--- BEGIN ---

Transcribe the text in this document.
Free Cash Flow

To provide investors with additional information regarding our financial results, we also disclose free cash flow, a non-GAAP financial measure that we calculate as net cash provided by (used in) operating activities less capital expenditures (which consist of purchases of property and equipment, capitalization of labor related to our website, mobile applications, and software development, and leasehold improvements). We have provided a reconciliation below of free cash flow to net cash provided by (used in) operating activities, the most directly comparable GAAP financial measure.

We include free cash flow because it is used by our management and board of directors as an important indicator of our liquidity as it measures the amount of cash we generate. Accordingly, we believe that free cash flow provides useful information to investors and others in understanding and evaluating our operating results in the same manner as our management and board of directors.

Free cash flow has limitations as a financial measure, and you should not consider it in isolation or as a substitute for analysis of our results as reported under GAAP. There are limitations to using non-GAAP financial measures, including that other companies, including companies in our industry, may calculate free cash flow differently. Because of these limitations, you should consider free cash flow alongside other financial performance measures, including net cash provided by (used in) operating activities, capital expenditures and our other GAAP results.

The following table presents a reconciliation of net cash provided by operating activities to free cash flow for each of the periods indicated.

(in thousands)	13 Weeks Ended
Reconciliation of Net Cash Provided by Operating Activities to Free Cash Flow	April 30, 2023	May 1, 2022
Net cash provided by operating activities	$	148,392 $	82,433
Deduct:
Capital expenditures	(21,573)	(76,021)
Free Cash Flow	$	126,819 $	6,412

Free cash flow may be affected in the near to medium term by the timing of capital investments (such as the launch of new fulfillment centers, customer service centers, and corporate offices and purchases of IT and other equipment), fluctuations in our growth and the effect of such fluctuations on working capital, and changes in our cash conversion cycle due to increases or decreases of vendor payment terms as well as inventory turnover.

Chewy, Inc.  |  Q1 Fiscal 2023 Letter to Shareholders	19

--- END ---
--- BEGIN ---

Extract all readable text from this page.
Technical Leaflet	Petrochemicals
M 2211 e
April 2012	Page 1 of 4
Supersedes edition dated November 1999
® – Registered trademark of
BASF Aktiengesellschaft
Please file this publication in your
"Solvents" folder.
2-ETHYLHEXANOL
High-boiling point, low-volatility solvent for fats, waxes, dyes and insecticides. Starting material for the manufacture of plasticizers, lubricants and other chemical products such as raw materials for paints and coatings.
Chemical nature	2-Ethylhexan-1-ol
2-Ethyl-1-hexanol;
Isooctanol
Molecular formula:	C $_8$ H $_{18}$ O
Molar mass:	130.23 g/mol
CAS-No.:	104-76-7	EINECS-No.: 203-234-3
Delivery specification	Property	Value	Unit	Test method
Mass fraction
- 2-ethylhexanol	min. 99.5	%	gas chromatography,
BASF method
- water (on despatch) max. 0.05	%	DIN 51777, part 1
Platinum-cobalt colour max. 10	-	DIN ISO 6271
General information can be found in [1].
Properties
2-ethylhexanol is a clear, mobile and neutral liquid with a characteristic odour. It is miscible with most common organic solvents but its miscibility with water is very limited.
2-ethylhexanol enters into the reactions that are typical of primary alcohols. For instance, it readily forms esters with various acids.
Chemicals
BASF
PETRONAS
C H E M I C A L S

--- END ---

**Directive:**
Extract each line from the entries above that contains the string "method".

**The solution:**
Delivery specification	Property	Value	Unit	Test method
BASF method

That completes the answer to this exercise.